# [Texto dado]
+++
Milton Lopes – San Diego : Lisboa-Glasgow-Edimburgo

Milton Lopes
Milton Lopes participou no workshop orientado por David Greig e Marisa Zanotti sobre o texto San Diego, organizado pelos Artistas Unidos, com o apoio do British Council (Outubro de 2002, Galeria da Mitra). Integrou depois o elenco do espectáculo estreado em Agosto de 2003 no Festival Internacional de Edimburgo, encenado por Greig e Zanotti e co-produzido (com o apoio dos Artistas Unidos) pelo Tron Theatre de Glasgow — onde decorreram os ensaios e onde o espectáculo foi apresentado em Outubro.

Há um ano
O primeiro contacto com o texto foi em Outubro passado através do convite dos Artistas Unidos para fazer um workshop com o David Greig e a Marisa Zanotti. Foram três ou quatro dias em que se fizeram leituras encenadas da peça. Eu gostei imenso do texto, achei-o estranho. É difícil estar a falar com um ano de distância, mas lembro-me de que na altura fiquei muito curioso: estar a fazer um workshop com um escritor estrangeiro, o que não é comum acontecer em Portugal, e ainda por cima com o escritor a encenar… A única vez que tinha trabalhado com um escritor tinha sido com o Jacinto Lucas Pires e não era um texto dele, era o Variações sobre os patos,do Mamet, que ele tinha traduzido e feito a dramaturgia.
+++
# [Bloco de dados]
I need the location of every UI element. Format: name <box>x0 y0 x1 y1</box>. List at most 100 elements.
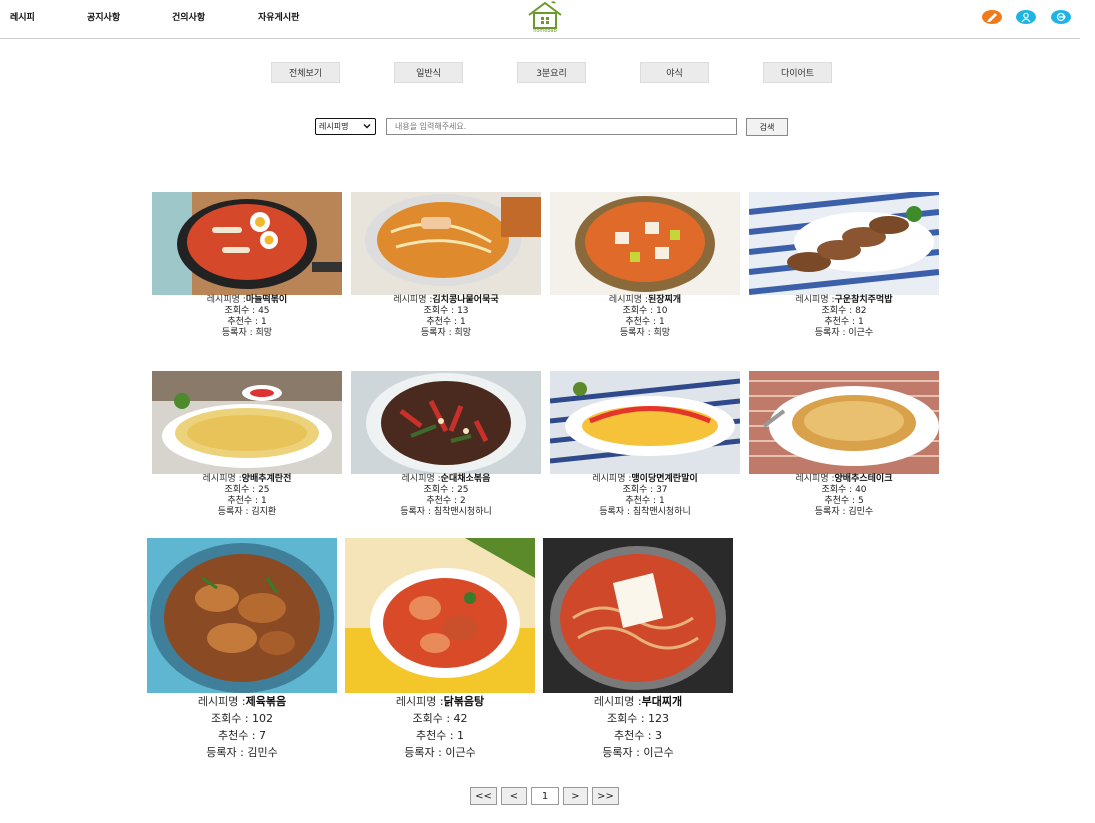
+++
# [Trabalho a fazer]
Altera o trecho do texto sobre Milton Lopes que vai desde "Milton Lopes –" até "apresentado em Outubro.", inclusive, pondo "Teatro Tron" no lugar de "Tron Theatre", e escreve-o de novo.

# [Resultado da tarefa]
Milton Lopes – San Diego : Lisboa-Glasgow-Edimburgo

Milton Lopes
Milton Lopes participou no workshop orientado por David Greig e Marisa Zanotti sobre o texto San Diego, organizado pelos Artistas Unidos, com o apoio do British Council (Outubro de 2002, Galeria da Mitra). Integrou depois o elenco do espectáculo estreado em Agosto de 2003 no Festival Internacional de Edimburgo, encenado por Greig e Zanotti e co-produzido (com o apoio dos Artistas Unidos) pelo Teatro Tron de Glasgow — onde decorreram os ensaios e onde o espectáculo foi apresentado em Outubro.